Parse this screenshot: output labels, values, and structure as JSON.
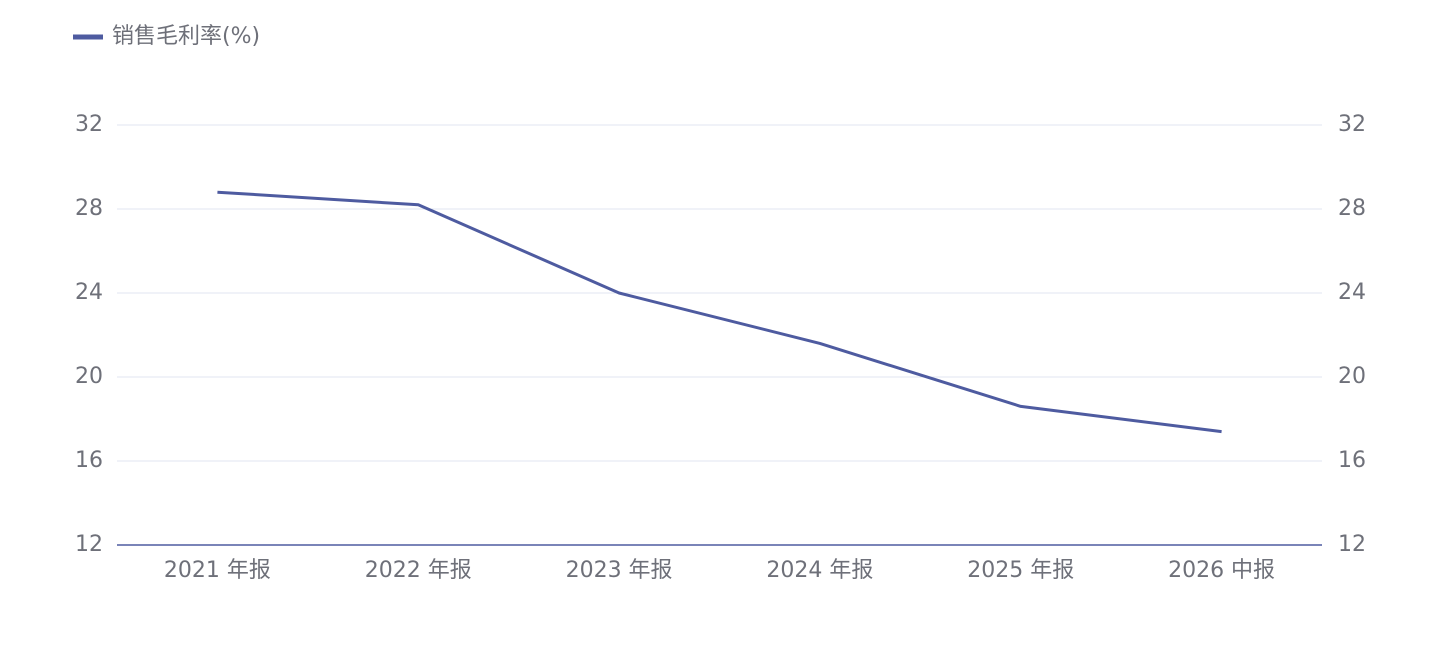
{
  "chart_data": {
    "type": "line",
    "categories": [
      "2021 年报",
      "2022 年报",
      "2023 年报",
      "2024 年报",
      "2025 年报",
      "2026 中报"
    ],
    "series": [
      {
        "name": "销售毛利率(%)",
        "color": "#4e5ba0",
        "values": [
          28.8,
          28.2,
          24.0,
          21.6,
          18.6,
          17.4
        ]
      }
    ],
    "ylim": [
      12,
      32
    ],
    "yticks": [
      12,
      16,
      20,
      24,
      28,
      32
    ],
    "y2lim": [
      12,
      32
    ],
    "y2ticks": [
      12,
      16,
      20,
      24,
      28,
      32
    ],
    "grid": true,
    "legend": "top-left"
  }
}
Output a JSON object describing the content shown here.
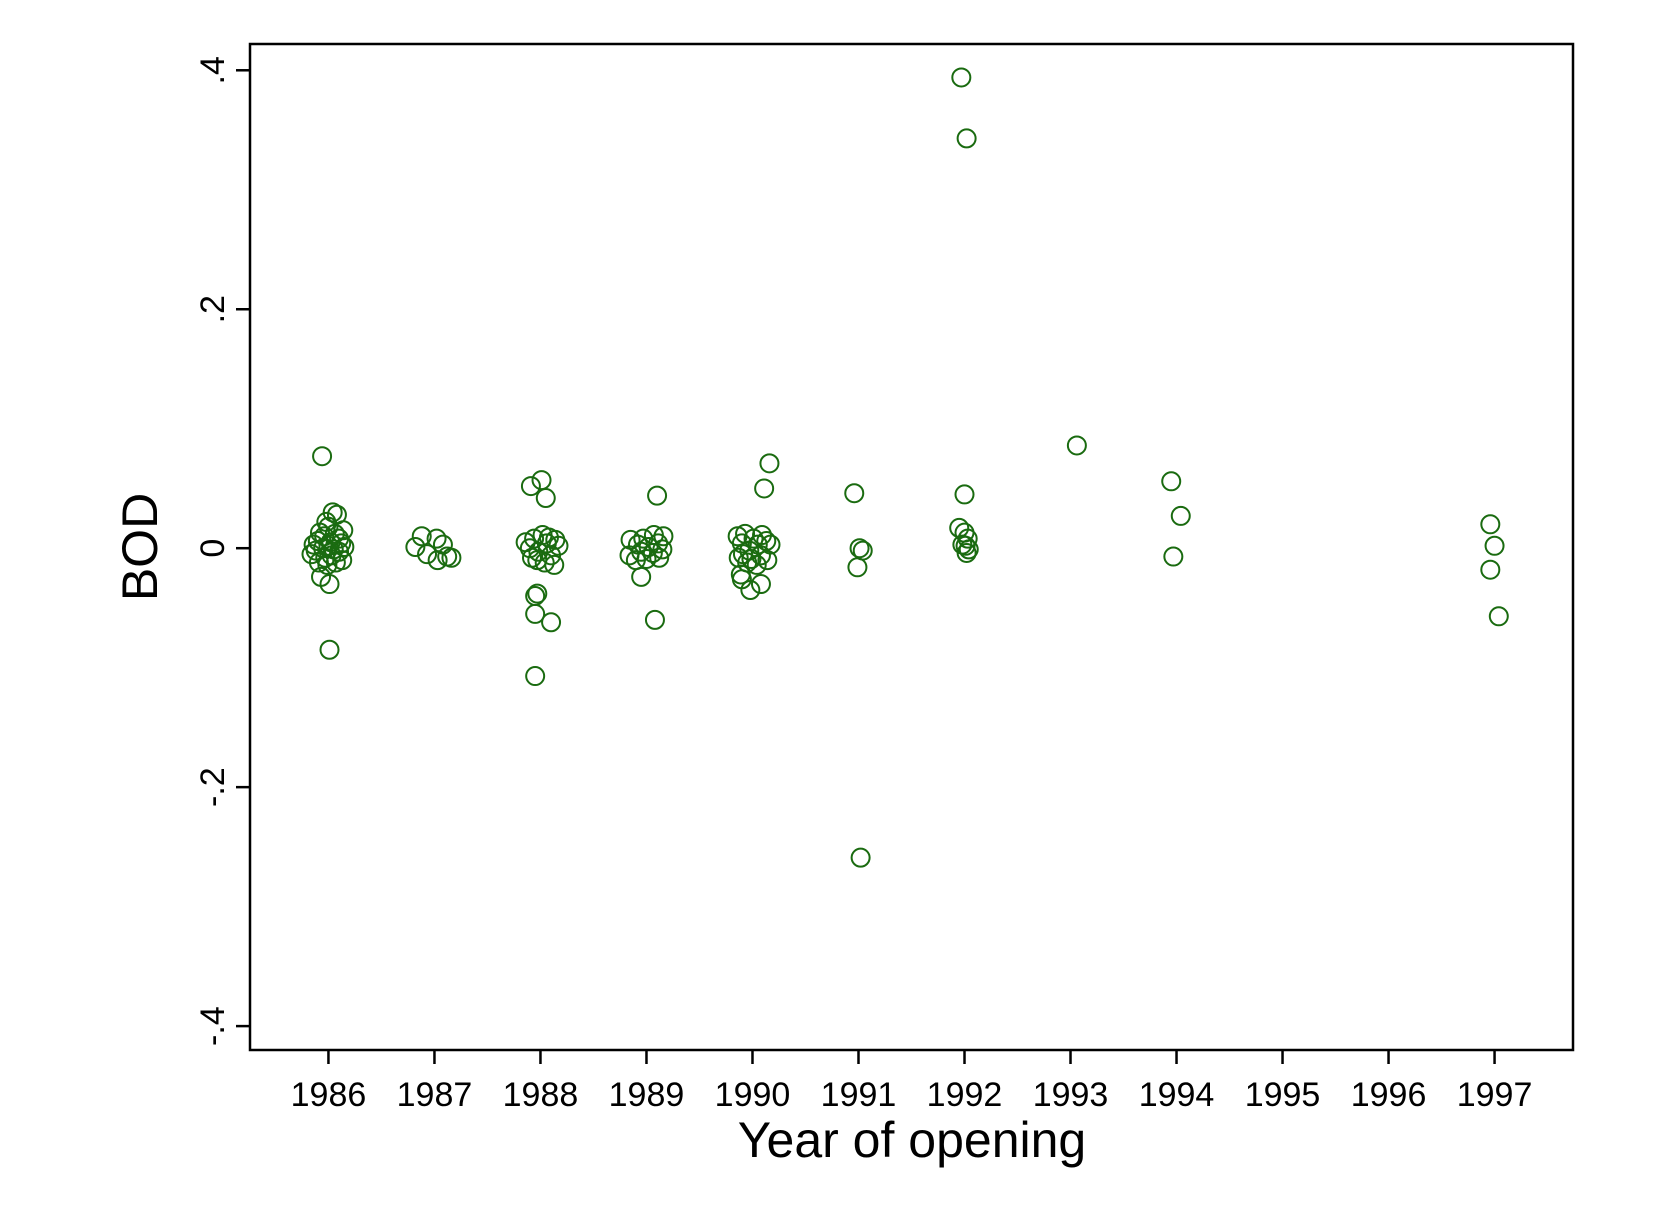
{
  "chart_data": {
    "type": "scatter",
    "title": "",
    "xlabel": "Year of opening",
    "ylabel": "BOD",
    "xlim": [
      1985.26,
      1997.74
    ],
    "ylim": [
      -0.42,
      0.422
    ],
    "x_ticks": [
      1986,
      1987,
      1988,
      1989,
      1990,
      1991,
      1992,
      1993,
      1994,
      1995,
      1996,
      1997
    ],
    "x_tick_labels": [
      "1986",
      "1987",
      "1988",
      "1989",
      "1990",
      "1991",
      "1992",
      "1993",
      "1994",
      "1995",
      "1996",
      "1997"
    ],
    "y_ticks": [
      -0.4,
      -0.2,
      0,
      0.2,
      0.4
    ],
    "y_tick_labels": [
      "-.4",
      "-.2",
      "0",
      ".2",
      ".4"
    ],
    "grid": false,
    "legend": "none",
    "marker": "hollow-circle",
    "colors": {
      "marker": "#1a6b10",
      "axis": "#000000",
      "background": "#ffffff"
    },
    "series": [
      {
        "points": [
          [
            1985.94,
            0.077
          ],
          [
            1986.04,
            0.03
          ],
          [
            1986.08,
            0.028
          ],
          [
            1985.98,
            0.022
          ],
          [
            1986.0,
            0.018
          ],
          [
            1986.14,
            0.015
          ],
          [
            1985.92,
            0.013
          ],
          [
            1986.06,
            0.012
          ],
          [
            1985.96,
            0.01
          ],
          [
            1986.1,
            0.008
          ],
          [
            1985.9,
            0.006
          ],
          [
            1986.02,
            0.005
          ],
          [
            1986.12,
            0.004
          ],
          [
            1985.86,
            0.003
          ],
          [
            1986.0,
            0.002
          ],
          [
            1986.15,
            0.001
          ],
          [
            1985.95,
            0.0
          ],
          [
            1986.05,
            -0.001
          ],
          [
            1985.88,
            -0.002
          ],
          [
            1986.1,
            -0.003
          ],
          [
            1985.84,
            -0.005
          ],
          [
            1986.03,
            -0.006
          ],
          [
            1985.97,
            -0.008
          ],
          [
            1986.13,
            -0.01
          ],
          [
            1985.91,
            -0.012
          ],
          [
            1986.07,
            -0.012
          ],
          [
            1985.99,
            -0.014
          ],
          [
            1985.93,
            -0.024
          ],
          [
            1986.01,
            -0.03
          ],
          [
            1986.01,
            -0.085
          ],
          [
            1986.82,
            0.001
          ],
          [
            1986.88,
            0.01
          ],
          [
            1986.93,
            -0.005
          ],
          [
            1987.02,
            0.008
          ],
          [
            1987.08,
            0.003
          ],
          [
            1987.03,
            -0.01
          ],
          [
            1987.12,
            -0.007
          ],
          [
            1987.16,
            -0.008
          ],
          [
            1987.91,
            0.052
          ],
          [
            1988.01,
            0.057
          ],
          [
            1988.05,
            0.042
          ],
          [
            1987.86,
            0.005
          ],
          [
            1987.9,
            0.0
          ],
          [
            1987.94,
            0.008
          ],
          [
            1987.98,
            -0.003
          ],
          [
            1988.02,
            0.011
          ],
          [
            1988.06,
            0.004
          ],
          [
            1988.1,
            -0.006
          ],
          [
            1988.14,
            0.007
          ],
          [
            1988.17,
            0.002
          ],
          [
            1987.92,
            -0.008
          ],
          [
            1987.97,
            -0.01
          ],
          [
            1988.04,
            -0.012
          ],
          [
            1988.08,
            0.009
          ],
          [
            1988.13,
            -0.014
          ],
          [
            1987.95,
            -0.04
          ],
          [
            1987.97,
            -0.038
          ],
          [
            1987.95,
            -0.055
          ],
          [
            1988.1,
            -0.062
          ],
          [
            1987.95,
            -0.107
          ],
          [
            1989.1,
            0.044
          ],
          [
            1988.85,
            0.007
          ],
          [
            1988.92,
            0.003
          ],
          [
            1988.97,
            0.008
          ],
          [
            1989.02,
            0.001
          ],
          [
            1989.07,
            0.011
          ],
          [
            1989.11,
            0.004
          ],
          [
            1989.16,
            0.01
          ],
          [
            1988.84,
            -0.006
          ],
          [
            1988.9,
            -0.01
          ],
          [
            1988.95,
            -0.003
          ],
          [
            1989.0,
            -0.009
          ],
          [
            1989.06,
            -0.004
          ],
          [
            1989.12,
            -0.008
          ],
          [
            1989.15,
            -0.001
          ],
          [
            1988.95,
            -0.024
          ],
          [
            1989.08,
            -0.06
          ],
          [
            1990.16,
            0.071
          ],
          [
            1990.11,
            0.05
          ],
          [
            1989.86,
            0.01
          ],
          [
            1989.9,
            0.004
          ],
          [
            1989.93,
            0.012
          ],
          [
            1989.97,
            -0.002
          ],
          [
            1990.01,
            0.008
          ],
          [
            1990.05,
            0.003
          ],
          [
            1990.09,
            0.011
          ],
          [
            1990.13,
            0.006
          ],
          [
            1990.17,
            0.003
          ],
          [
            1989.87,
            -0.008
          ],
          [
            1989.91,
            -0.005
          ],
          [
            1989.95,
            -0.012
          ],
          [
            1989.99,
            -0.009
          ],
          [
            1990.04,
            -0.014
          ],
          [
            1990.08,
            -0.006
          ],
          [
            1990.14,
            -0.01
          ],
          [
            1989.89,
            -0.022
          ],
          [
            1989.9,
            -0.026
          ],
          [
            1990.08,
            -0.03
          ],
          [
            1989.98,
            -0.035
          ],
          [
            1990.96,
            0.046
          ],
          [
            1991.01,
            0.0
          ],
          [
            1991.04,
            -0.002
          ],
          [
            1990.99,
            -0.016
          ],
          [
            1991.02,
            -0.259
          ],
          [
            1991.97,
            0.394
          ],
          [
            1992.02,
            0.343
          ],
          [
            1992.0,
            0.045
          ],
          [
            1991.95,
            0.017
          ],
          [
            1992.0,
            0.013
          ],
          [
            1992.03,
            0.008
          ],
          [
            1991.98,
            0.003
          ],
          [
            1992.01,
            0.002
          ],
          [
            1992.04,
            -0.001
          ],
          [
            1992.02,
            -0.004
          ],
          [
            1993.06,
            0.086
          ],
          [
            1993.95,
            0.056
          ],
          [
            1994.04,
            0.027
          ],
          [
            1993.97,
            -0.007
          ],
          [
            1996.96,
            0.02
          ],
          [
            1997.0,
            0.002
          ],
          [
            1996.96,
            -0.018
          ],
          [
            1997.04,
            -0.057
          ]
        ]
      }
    ]
  }
}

§

> [TASK DESCRIPTION]: Every entry must be written out exactly, with all pictures left out.

> [ANSWER TO THIS TASK]:
Parse this screenshot: output labels, values, and structure as JSON.
{
  "chart_data": {
    "type": "line",
    "categories": [
      "2021 年报",
      "2022 年报",
      "2023 年报",
      "2024 年报",
      "2025 年报",
      "2026 中报"
    ],
    "series": [
      {
        "name": "销售毛利率(%)",
        "color": "#4e5ba0",
        "values": [
          28.8,
          28.2,
          24.0,
          21.6,
          18.6,
          17.4
        ]
      }
    ],
    "ylim": [
      12,
      32
    ],
    "yticks": [
      12,
      16,
      20,
      24,
      28,
      32
    ],
    "y2lim": [
      12,
      32
    ],
    "y2ticks": [
      12,
      16,
      20,
      24,
      28,
      32
    ],
    "grid": true,
    "legend": "top-left"
  }
}
Output a JSON object describing the content shown here.
{
  "chart_data": {
    "type": "scatter",
    "title": "",
    "xlabel": "Year of opening",
    "ylabel": "BOD",
    "xlim": [
      1985.26,
      1997.74
    ],
    "ylim": [
      -0.42,
      0.422
    ],
    "x_ticks": [
      1986,
      1987,
      1988,
      1989,
      1990,
      1991,
      1992,
      1993,
      1994,
      1995,
      1996,
      1997
    ],
    "x_tick_labels": [
      "1986",
      "1987",
      "1988",
      "1989",
      "1990",
      "1991",
      "1992",
      "1993",
      "1994",
      "1995",
      "1996",
      "1997"
    ],
    "y_ticks": [
      -0.4,
      -0.2,
      0,
      0.2,
      0.4
    ],
    "y_tick_labels": [
      "-.4",
      "-.2",
      "0",
      ".2",
      ".4"
    ],
    "grid": false,
    "legend": "none",
    "marker": "hollow-circle",
    "colors": {
      "marker": "#1a6b10",
      "axis": "#000000",
      "background": "#ffffff"
    },
    "series": [
      {
        "points": [
          [
            1985.94,
            0.077
          ],
          [
            1986.04,
            0.03
          ],
          [
            1986.08,
            0.028
          ],
          [
            1985.98,
            0.022
          ],
          [
            1986.0,
            0.018
          ],
          [
            1986.14,
            0.015
          ],
          [
            1985.92,
            0.013
          ],
          [
            1986.06,
            0.012
          ],
          [
            1985.96,
            0.01
          ],
          [
            1986.1,
            0.008
          ],
          [
            1985.9,
            0.006
          ],
          [
            1986.02,
            0.005
          ],
          [
            1986.12,
            0.004
          ],
          [
            1985.86,
            0.003
          ],
          [
            1986.0,
            0.002
          ],
          [
            1986.15,
            0.001
          ],
          [
            1985.95,
            0.0
          ],
          [
            1986.05,
            -0.001
          ],
          [
            1985.88,
            -0.002
          ],
          [
            1986.1,
            -0.003
          ],
          [
            1985.84,
            -0.005
          ],
          [
            1986.03,
            -0.006
          ],
          [
            1985.97,
            -0.008
          ],
          [
            1986.13,
            -0.01
          ],
          [
            1985.91,
            -0.012
          ],
          [
            1986.07,
            -0.012
          ],
          [
            1985.99,
            -0.014
          ],
          [
            1985.93,
            -0.024
          ],
          [
            1986.01,
            -0.03
          ],
          [
            1986.01,
            -0.085
          ],
          [
            1986.82,
            0.001
          ],
          [
            1986.88,
            0.01
          ],
          [
            1986.93,
            -0.005
          ],
          [
            1987.02,
            0.008
          ],
          [
            1987.08,
            0.003
          ],
          [
            1987.03,
            -0.01
          ],
          [
            1987.12,
            -0.007
          ],
          [
            1987.16,
            -0.008
          ],
          [
            1987.91,
            0.052
          ],
          [
            1988.01,
            0.057
          ],
          [
            1988.05,
            0.042
          ],
          [
            1987.86,
            0.005
          ],
          [
            1987.9,
            0.0
          ],
          [
            1987.94,
            0.008
          ],
          [
            1987.98,
            -0.003
          ],
          [
            1988.02,
            0.011
          ],
          [
            1988.06,
            0.004
          ],
          [
            1988.1,
            -0.006
          ],
          [
            1988.14,
            0.007
          ],
          [
            1988.17,
            0.002
          ],
          [
            1987.92,
            -0.008
          ],
          [
            1987.97,
            -0.01
          ],
          [
            1988.04,
            -0.012
          ],
          [
            1988.08,
            0.009
          ],
          [
            1988.13,
            -0.014
          ],
          [
            1987.95,
            -0.04
          ],
          [
            1987.97,
            -0.038
          ],
          [
            1987.95,
            -0.055
          ],
          [
            1988.1,
            -0.062
          ],
          [
            1987.95,
            -0.107
          ],
          [
            1989.1,
            0.044
          ],
          [
            1988.85,
            0.007
          ],
          [
            1988.92,
            0.003
          ],
          [
            1988.97,
            0.008
          ],
          [
            1989.02,
            0.001
          ],
          [
            1989.07,
            0.011
          ],
          [
            1989.11,
            0.004
          ],
          [
            1989.16,
            0.01
          ],
          [
            1988.84,
            -0.006
          ],
          [
            1988.9,
            -0.01
          ],
          [
            1988.95,
            -0.003
          ],
          [
            1989.0,
            -0.009
          ],
          [
            1989.06,
            -0.004
          ],
          [
            1989.12,
            -0.008
          ],
          [
            1989.15,
            -0.001
          ],
          [
            1988.95,
            -0.024
          ],
          [
            1989.08,
            -0.06
          ],
          [
            1990.16,
            0.071
          ],
          [
            1990.11,
            0.05
          ],
          [
            1989.86,
            0.01
          ],
          [
            1989.9,
            0.004
          ],
          [
            1989.93,
            0.012
          ],
          [
            1989.97,
            -0.002
          ],
          [
            1990.01,
            0.008
          ],
          [
            1990.05,
            0.003
          ],
          [
            1990.09,
            0.011
          ],
          [
            1990.13,
            0.006
          ],
          [
            1990.17,
            0.003
          ],
          [
            1989.87,
            -0.008
          ],
          [
            1989.91,
            -0.005
          ],
          [
            1989.95,
            -0.012
          ],
          [
            1989.99,
            -0.009
          ],
          [
            1990.04,
            -0.014
          ],
          [
            1990.08,
            -0.006
          ],
          [
            1990.14,
            -0.01
          ],
          [
            1989.89,
            -0.022
          ],
          [
            1989.9,
            -0.026
          ],
          [
            1990.08,
            -0.03
          ],
          [
            1989.98,
            -0.035
          ],
          [
            1990.96,
            0.046
          ],
          [
            1991.01,
            0.0
          ],
          [
            1991.04,
            -0.002
          ],
          [
            1990.99,
            -0.016
          ],
          [
            1991.02,
            -0.259
          ],
          [
            1991.97,
            0.394
          ],
          [
            1992.02,
            0.343
          ],
          [
            1992.0,
            0.045
          ],
          [
            1991.95,
            0.017
          ],
          [
            1992.0,
            0.013
          ],
          [
            1992.03,
            0.008
          ],
          [
            1991.98,
            0.003
          ],
          [
            1992.01,
            0.002
          ],
          [
            1992.04,
            -0.001
          ],
          [
            1992.02,
            -0.004
          ],
          [
            1993.06,
            0.086
          ],
          [
            1993.95,
            0.056
          ],
          [
            1994.04,
            0.027
          ],
          [
            1993.97,
            -0.007
          ],
          [
            1996.96,
            0.02
          ],
          [
            1997.0,
            0.002
          ],
          [
            1996.96,
            -0.018
          ],
          [
            1997.04,
            -0.057
          ]
        ]
      }
    ]
  }
}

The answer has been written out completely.